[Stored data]
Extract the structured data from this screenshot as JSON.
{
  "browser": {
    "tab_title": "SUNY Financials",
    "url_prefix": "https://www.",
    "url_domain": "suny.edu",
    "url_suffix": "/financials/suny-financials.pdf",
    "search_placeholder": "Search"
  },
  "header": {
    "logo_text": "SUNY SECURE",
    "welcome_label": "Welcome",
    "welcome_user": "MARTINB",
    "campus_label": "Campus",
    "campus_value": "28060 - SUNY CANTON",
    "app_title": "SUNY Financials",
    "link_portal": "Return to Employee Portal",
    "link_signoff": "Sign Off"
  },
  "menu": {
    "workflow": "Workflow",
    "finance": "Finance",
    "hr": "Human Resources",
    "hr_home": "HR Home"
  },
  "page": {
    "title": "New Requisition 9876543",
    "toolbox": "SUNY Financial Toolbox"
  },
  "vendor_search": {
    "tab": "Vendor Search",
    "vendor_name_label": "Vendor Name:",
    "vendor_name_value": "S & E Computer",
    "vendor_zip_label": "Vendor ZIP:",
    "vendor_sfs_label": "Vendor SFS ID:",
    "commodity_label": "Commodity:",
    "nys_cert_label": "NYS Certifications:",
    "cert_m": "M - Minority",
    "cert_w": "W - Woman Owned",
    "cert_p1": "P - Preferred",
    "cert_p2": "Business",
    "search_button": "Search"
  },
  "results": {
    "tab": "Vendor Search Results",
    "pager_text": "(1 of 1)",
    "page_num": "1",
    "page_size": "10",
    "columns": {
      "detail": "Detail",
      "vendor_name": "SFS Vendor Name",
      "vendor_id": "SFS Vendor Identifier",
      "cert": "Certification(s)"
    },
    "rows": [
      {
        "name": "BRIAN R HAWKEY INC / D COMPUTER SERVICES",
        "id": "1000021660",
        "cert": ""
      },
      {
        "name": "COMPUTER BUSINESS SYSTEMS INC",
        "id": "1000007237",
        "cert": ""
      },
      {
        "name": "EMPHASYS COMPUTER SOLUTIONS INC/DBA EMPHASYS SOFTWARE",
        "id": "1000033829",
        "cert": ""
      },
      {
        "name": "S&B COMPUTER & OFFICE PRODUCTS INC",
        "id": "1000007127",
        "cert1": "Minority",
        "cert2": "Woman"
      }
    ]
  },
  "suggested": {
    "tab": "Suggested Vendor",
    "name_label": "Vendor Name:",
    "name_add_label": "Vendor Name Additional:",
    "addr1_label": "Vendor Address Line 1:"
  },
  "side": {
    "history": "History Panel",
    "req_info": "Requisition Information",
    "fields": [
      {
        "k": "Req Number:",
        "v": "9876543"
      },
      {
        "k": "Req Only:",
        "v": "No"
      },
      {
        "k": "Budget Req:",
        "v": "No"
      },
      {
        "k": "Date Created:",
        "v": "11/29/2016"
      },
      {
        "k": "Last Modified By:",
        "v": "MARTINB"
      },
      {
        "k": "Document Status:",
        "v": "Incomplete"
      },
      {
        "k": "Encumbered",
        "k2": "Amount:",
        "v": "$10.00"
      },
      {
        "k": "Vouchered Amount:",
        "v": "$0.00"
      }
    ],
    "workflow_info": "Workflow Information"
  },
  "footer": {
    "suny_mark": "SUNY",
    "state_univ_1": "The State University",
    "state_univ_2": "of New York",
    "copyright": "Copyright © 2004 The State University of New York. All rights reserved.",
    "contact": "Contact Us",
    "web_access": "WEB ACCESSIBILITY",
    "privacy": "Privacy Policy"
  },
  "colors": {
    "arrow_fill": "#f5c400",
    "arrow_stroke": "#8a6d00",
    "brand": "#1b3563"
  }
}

- **What to work on**: Identify every line above that includes the word "York", and show those lines.

- **Response**:
    "state_univ_2": "of New York",
    "copyright": "Copyright © 2004 The State University of New York. All rights reserved.",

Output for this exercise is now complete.